* BEGIN Input data *
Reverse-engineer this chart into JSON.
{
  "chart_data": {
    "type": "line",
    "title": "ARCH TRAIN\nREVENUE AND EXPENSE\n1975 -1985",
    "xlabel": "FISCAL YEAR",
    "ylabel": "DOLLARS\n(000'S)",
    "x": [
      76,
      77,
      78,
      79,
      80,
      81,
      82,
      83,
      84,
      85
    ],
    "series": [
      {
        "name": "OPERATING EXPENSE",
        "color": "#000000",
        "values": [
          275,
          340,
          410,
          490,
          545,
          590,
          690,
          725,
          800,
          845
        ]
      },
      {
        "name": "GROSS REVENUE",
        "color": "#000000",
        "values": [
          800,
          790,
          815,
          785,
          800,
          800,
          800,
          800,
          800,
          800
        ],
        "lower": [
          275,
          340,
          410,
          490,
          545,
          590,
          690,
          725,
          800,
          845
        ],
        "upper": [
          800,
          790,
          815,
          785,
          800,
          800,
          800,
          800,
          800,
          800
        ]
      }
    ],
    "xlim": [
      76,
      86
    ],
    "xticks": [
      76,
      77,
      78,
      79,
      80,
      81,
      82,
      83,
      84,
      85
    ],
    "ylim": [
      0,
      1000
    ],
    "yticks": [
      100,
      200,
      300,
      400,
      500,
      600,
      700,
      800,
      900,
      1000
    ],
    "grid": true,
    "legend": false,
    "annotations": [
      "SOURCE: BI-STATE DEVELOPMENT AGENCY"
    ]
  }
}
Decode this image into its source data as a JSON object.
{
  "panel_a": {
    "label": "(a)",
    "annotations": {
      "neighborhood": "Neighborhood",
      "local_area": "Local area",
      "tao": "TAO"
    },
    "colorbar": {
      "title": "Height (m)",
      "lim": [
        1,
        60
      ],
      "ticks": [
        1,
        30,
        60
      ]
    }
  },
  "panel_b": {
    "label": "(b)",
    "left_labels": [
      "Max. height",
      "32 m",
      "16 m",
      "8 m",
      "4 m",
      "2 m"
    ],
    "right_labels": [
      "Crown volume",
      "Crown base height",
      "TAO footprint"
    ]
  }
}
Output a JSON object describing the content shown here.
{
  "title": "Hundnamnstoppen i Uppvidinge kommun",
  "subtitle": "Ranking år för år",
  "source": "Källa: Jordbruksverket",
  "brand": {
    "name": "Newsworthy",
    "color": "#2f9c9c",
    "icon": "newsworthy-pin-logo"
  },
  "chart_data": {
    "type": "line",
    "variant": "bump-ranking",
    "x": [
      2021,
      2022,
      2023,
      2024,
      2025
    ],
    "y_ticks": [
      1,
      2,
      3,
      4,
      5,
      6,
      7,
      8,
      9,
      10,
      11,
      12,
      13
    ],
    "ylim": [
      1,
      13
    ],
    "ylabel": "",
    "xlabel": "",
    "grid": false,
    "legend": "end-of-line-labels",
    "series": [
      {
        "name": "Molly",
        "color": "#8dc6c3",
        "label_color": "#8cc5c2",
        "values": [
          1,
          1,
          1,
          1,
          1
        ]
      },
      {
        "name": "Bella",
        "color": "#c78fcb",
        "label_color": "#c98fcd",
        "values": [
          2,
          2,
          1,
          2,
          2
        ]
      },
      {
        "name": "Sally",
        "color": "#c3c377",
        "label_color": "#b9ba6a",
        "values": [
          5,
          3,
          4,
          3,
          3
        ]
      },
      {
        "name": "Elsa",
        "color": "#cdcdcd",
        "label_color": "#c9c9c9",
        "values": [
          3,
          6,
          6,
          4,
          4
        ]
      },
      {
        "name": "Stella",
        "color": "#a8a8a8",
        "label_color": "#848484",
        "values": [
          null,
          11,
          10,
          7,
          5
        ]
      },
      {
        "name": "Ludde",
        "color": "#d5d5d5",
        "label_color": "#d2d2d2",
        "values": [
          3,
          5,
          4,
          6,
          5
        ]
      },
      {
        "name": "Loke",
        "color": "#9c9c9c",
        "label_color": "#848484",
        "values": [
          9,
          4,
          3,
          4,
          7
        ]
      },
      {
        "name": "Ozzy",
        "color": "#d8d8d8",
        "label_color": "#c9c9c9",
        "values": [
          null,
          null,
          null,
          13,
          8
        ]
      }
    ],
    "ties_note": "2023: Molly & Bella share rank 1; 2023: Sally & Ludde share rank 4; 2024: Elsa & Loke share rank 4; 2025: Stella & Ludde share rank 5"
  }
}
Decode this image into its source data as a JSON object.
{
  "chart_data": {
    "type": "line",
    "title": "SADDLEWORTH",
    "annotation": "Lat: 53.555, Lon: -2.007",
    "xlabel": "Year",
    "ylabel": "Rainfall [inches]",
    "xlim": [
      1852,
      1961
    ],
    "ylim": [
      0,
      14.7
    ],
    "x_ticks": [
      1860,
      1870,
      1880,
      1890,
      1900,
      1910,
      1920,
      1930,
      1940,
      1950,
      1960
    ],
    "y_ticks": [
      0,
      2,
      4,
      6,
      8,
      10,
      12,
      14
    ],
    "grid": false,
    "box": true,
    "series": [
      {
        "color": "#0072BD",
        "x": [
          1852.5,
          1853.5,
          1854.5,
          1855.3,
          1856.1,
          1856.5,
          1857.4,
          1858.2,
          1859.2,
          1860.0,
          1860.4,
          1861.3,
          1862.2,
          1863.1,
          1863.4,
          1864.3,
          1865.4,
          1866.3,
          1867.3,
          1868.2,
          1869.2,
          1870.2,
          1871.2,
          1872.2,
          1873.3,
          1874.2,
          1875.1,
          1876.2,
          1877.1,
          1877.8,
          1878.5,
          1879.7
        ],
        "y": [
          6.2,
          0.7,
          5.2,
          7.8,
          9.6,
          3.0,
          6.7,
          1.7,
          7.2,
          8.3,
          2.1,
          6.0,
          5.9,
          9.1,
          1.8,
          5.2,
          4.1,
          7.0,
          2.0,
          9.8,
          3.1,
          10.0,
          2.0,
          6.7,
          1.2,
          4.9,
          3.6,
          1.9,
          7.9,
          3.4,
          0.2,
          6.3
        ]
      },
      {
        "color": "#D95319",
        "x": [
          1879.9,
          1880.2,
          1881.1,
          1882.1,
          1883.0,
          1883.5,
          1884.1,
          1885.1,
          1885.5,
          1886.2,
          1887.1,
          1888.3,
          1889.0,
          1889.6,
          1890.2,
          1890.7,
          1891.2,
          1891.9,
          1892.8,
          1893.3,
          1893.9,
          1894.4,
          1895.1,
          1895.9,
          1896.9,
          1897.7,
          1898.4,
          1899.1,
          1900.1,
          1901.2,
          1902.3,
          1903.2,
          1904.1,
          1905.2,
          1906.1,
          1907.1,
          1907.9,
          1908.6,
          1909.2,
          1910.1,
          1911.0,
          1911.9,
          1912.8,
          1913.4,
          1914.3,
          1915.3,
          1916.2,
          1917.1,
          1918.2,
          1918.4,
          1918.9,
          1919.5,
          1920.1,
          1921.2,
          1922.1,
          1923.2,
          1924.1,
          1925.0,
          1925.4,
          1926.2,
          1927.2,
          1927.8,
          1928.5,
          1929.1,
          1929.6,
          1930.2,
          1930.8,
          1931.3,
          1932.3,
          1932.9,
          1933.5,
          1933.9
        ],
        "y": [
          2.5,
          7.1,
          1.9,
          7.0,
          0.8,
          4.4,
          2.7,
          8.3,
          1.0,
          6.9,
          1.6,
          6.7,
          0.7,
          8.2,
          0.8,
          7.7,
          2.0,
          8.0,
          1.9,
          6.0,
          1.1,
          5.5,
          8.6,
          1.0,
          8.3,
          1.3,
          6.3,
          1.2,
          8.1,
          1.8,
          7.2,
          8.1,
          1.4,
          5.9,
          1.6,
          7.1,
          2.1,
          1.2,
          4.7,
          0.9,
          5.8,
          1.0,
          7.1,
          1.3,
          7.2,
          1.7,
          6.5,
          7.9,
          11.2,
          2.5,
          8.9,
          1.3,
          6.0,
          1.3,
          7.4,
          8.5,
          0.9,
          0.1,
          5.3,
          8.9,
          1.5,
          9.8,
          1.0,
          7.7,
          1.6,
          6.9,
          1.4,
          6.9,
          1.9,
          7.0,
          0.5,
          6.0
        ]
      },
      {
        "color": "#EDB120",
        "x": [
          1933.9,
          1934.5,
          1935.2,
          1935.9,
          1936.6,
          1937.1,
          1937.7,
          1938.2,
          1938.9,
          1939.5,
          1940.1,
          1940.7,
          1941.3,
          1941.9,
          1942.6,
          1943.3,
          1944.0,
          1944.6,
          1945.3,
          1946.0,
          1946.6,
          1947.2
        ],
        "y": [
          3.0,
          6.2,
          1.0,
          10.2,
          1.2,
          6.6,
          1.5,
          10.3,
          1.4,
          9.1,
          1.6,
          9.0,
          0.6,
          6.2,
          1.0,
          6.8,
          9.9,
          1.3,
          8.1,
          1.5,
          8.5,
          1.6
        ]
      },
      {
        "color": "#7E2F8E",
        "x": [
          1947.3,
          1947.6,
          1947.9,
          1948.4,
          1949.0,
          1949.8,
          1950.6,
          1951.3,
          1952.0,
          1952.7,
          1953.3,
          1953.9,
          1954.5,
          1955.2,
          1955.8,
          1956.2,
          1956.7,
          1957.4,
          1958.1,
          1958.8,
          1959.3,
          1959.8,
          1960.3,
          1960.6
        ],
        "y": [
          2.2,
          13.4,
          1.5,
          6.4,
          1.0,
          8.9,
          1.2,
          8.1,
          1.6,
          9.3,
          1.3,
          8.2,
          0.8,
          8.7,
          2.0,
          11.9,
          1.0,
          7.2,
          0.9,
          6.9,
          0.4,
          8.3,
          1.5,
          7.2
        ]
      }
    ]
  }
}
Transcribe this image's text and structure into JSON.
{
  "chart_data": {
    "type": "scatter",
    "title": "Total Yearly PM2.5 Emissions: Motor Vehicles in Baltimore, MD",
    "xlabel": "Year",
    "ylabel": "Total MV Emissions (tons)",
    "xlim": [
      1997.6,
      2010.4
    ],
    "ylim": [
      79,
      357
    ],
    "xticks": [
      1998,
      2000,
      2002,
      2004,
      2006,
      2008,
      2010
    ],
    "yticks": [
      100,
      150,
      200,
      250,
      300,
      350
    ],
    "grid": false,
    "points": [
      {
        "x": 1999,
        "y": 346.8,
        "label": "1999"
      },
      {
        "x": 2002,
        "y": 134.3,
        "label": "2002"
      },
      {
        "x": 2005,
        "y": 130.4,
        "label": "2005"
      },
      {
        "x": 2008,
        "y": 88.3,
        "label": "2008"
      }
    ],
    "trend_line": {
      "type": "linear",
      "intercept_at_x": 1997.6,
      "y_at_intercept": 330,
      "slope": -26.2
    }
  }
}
* END Input data *
From the listing above, collect every line that mentions the word "Stella".

        "name": "Stella",
    "ties_note": "2023: Molly & Bella share rank 1; 2023: Sally & Ludde share rank 4; 2024: Elsa & Loke share rank 4; 2025: Stella & Ludde share rank 5"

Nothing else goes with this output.